═════ Records

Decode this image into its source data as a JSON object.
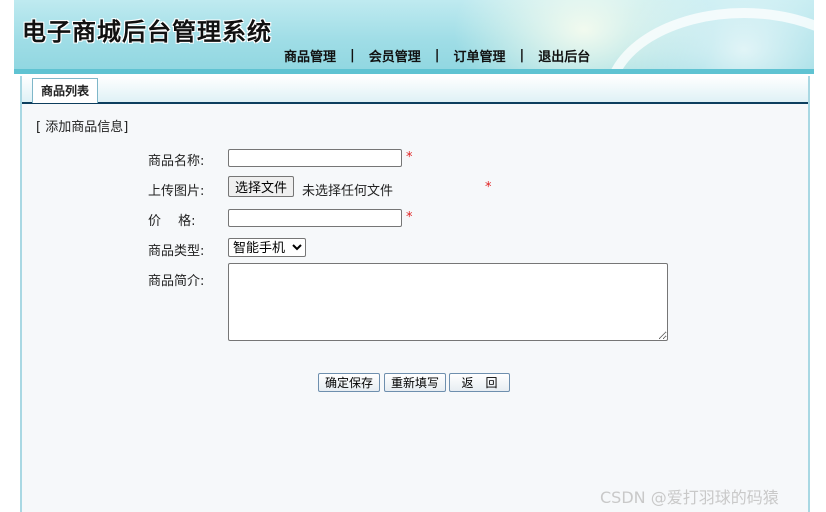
{
  "header": {
    "title": "电子商城后台管理系统",
    "nav": [
      {
        "label": "商品管理"
      },
      {
        "label": "会员管理"
      },
      {
        "label": "订单管理"
      },
      {
        "label": "退出后台"
      }
    ],
    "separator": "|"
  },
  "tabs": [
    {
      "label": "商品列表"
    }
  ],
  "form": {
    "section_title": "[ 添加商品信息]",
    "name_label": "商品名称:",
    "name_value": "",
    "image_label": "上传图片:",
    "file_button": "选择文件",
    "file_status": "未选择任何文件",
    "price_label": "价　 格:",
    "price_value": "",
    "type_label": "商品类型:",
    "type_selected": "智能手机",
    "intro_label": "商品简介:",
    "intro_value": "",
    "required_mark": "*"
  },
  "buttons": {
    "save": "确定保存",
    "reset": "重新填写",
    "back": "返　回"
  },
  "watermark": "CSDN @爱打羽球的码猿",
  "colors": {
    "header_bg": "#9fdde6",
    "tab_underline": "#0d3e5e",
    "required": "#e02020"
  }
}
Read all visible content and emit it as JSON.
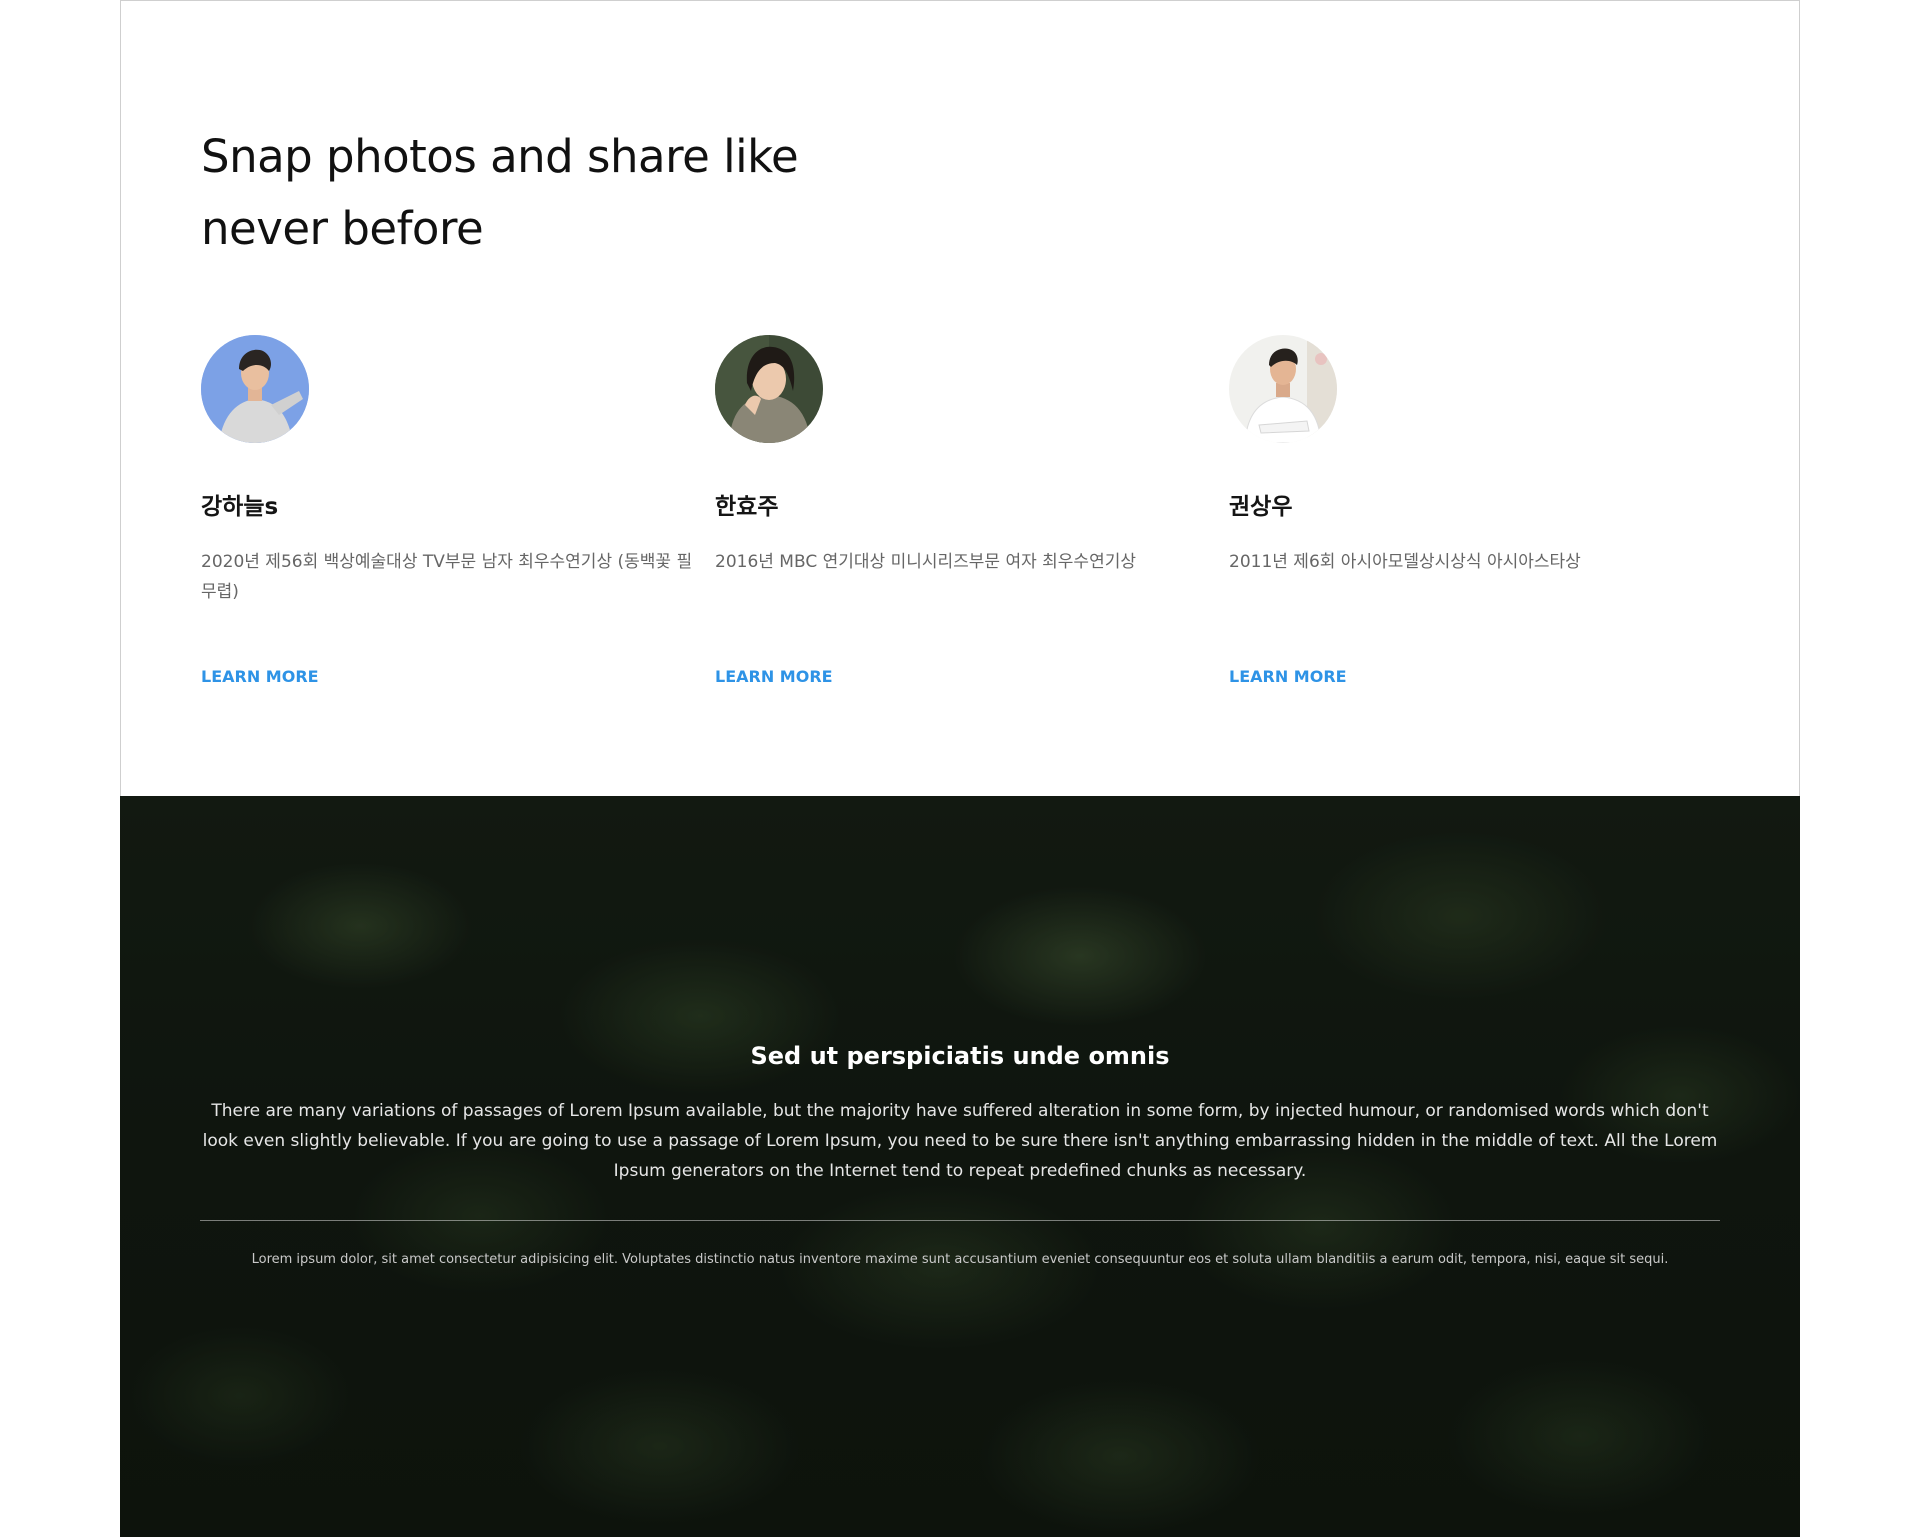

══════════

§ **Task goal**:
Reproduce every entry exactly, but omit each picture.

§ **The solution**:
Decode this image into its source data as a JSON object.
{
  "header": {
    "title": "电子商城后台管理系统",
    "nav": [
      {
        "label": "商品管理"
      },
      {
        "label": "会员管理"
      },
      {
        "label": "订单管理"
      },
      {
        "label": "退出后台"
      }
    ],
    "separator": "|"
  },
  "tabs": [
    {
      "label": "商品列表"
    }
  ],
  "form": {
    "section_title": "[ 添加商品信息]",
    "name_label": "商品名称:",
    "name_value": "",
    "image_label": "上传图片:",
    "file_button": "选择文件",
    "file_status": "未选择任何文件",
    "price_label": "价　 格:",
    "price_value": "",
    "type_label": "商品类型:",
    "type_selected": "智能手机",
    "intro_label": "商品简介:",
    "intro_value": "",
    "required_mark": "*"
  },
  "buttons": {
    "save": "确定保存",
    "reset": "重新填写",
    "back": "返　回"
  },
  "watermark": "CSDN @爱打羽球的码猿",
  "colors": {
    "header_bg": "#9fdde6",
    "tab_underline": "#0d3e5e",
    "required": "#e02020"
  }
}
Read all visible content and emit it as JSON.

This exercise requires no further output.